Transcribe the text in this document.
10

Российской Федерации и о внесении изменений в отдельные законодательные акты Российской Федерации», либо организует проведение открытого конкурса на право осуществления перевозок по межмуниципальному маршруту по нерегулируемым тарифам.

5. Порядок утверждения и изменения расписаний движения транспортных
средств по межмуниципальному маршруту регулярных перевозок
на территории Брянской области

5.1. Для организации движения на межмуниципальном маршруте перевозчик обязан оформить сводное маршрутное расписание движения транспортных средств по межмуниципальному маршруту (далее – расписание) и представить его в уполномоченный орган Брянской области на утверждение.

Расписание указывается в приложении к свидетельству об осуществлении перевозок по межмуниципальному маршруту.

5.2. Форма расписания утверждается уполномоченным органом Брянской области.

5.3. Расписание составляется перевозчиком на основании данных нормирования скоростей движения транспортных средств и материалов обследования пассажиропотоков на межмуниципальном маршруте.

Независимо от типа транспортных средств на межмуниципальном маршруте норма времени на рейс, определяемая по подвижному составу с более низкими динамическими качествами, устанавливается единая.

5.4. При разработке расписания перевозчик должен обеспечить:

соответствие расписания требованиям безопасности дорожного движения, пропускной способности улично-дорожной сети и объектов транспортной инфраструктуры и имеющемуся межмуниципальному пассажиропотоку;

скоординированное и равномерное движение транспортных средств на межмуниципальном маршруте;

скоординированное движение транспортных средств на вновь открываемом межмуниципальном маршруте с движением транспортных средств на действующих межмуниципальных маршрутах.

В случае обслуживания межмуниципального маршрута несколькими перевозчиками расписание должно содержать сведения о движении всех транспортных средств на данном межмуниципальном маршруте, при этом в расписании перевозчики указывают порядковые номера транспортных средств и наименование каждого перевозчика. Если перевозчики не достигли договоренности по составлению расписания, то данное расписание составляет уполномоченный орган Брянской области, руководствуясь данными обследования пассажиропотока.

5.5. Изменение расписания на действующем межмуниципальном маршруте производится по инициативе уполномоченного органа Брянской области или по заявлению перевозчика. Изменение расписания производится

> [Exercise description]: From the entries, report each line that includes the word "движение".

> [Complete answer]:
скоординированное и равномерное движение транспортных средств на межмуниципальном маршруте;
скоординированное движение транспортных средств на вновь открываемом межмуниципальном маршруте с движением транспортных средств на действующих межмуниципальных маршрутах.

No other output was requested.